§ **YOUR INSTRUCTIONS**: Please retype everything from the start of the listing down to the line containing "title-text: te estilo, xyxy=(234,528,380,561)", keeping each line as it appears.

Raw listing
——
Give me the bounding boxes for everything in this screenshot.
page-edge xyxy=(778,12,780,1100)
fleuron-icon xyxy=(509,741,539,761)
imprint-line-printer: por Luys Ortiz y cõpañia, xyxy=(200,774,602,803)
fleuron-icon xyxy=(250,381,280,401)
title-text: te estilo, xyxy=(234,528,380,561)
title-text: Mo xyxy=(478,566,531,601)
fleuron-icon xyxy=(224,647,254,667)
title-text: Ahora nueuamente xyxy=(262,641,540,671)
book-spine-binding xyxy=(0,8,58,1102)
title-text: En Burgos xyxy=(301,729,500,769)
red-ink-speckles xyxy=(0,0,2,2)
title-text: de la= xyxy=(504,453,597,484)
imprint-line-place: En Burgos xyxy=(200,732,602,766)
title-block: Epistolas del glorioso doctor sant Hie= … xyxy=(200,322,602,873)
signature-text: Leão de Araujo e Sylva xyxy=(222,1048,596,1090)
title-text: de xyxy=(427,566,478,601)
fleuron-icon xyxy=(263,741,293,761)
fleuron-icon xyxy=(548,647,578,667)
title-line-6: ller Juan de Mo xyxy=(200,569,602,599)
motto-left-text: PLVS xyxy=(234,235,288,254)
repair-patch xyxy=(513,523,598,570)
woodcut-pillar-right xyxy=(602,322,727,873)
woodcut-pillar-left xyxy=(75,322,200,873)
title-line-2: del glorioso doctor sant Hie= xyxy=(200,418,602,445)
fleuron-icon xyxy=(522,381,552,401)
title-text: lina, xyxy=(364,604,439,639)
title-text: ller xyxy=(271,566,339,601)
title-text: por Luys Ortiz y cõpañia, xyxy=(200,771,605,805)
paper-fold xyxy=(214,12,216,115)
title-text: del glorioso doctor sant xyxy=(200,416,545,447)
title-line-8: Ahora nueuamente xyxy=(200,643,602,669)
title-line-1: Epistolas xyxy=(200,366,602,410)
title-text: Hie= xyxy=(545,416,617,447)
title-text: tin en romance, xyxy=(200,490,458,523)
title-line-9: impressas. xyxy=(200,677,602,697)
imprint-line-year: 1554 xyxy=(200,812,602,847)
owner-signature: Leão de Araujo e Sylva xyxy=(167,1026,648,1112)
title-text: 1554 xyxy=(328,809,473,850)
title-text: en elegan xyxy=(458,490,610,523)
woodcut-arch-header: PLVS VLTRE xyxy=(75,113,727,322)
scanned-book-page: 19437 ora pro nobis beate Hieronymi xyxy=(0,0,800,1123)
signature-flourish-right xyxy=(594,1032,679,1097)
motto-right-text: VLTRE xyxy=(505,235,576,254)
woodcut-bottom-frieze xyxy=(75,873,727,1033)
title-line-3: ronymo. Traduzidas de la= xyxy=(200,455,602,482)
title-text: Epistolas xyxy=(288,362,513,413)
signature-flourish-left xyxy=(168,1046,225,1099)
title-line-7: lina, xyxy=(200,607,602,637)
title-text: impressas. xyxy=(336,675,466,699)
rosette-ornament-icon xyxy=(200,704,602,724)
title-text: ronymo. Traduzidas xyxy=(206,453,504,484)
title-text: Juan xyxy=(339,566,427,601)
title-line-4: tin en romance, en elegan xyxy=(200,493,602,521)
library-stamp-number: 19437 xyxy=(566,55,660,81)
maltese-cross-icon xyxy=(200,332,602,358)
——
§ **FULL OUTPUT**:
Give me the bounding boxes for everything in this screenshot.
page-edge xyxy=(778,12,780,1100)
fleuron-icon xyxy=(509,741,539,761)
imprint-line-printer: por Luys Ortiz y cõpañia, xyxy=(200,774,602,803)
fleuron-icon xyxy=(250,381,280,401)
title-text: te estilo, xyxy=(234,528,380,561)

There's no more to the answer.